* Exercise prompt: Gather each line of the records where "text" appears.

* Data to process:
● ● ● ● ●
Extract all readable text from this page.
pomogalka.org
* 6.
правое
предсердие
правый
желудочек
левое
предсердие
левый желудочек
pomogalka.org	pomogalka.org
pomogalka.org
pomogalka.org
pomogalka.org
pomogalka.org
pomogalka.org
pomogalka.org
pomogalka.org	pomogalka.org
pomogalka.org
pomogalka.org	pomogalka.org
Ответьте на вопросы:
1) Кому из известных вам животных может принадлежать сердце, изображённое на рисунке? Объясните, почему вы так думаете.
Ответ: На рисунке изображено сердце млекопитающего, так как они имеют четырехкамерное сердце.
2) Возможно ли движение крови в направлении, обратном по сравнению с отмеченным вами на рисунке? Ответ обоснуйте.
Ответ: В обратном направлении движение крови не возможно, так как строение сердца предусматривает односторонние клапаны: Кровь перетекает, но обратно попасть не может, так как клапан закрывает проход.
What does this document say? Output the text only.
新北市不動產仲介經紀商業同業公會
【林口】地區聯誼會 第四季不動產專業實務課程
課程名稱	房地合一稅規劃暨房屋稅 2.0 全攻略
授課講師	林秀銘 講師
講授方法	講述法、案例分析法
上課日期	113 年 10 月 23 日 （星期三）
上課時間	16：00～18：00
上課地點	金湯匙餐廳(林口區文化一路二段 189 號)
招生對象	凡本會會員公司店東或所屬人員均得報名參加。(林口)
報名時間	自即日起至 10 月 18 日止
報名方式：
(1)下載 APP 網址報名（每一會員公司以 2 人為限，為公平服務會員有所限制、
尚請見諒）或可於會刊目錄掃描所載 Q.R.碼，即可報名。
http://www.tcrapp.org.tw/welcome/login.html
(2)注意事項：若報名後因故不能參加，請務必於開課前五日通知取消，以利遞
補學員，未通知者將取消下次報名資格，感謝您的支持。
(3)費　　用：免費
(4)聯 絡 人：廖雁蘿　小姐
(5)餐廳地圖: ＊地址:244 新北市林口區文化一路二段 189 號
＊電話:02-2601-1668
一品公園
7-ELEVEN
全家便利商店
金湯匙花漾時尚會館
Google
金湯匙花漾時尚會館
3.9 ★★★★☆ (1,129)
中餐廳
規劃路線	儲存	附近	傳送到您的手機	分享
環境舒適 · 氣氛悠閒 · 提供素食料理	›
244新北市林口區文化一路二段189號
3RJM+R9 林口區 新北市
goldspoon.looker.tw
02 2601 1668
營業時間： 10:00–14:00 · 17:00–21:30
● ● ● ● ●
* Exercise result:
Extract all readable text from this page.
What does this document say? Output the text only.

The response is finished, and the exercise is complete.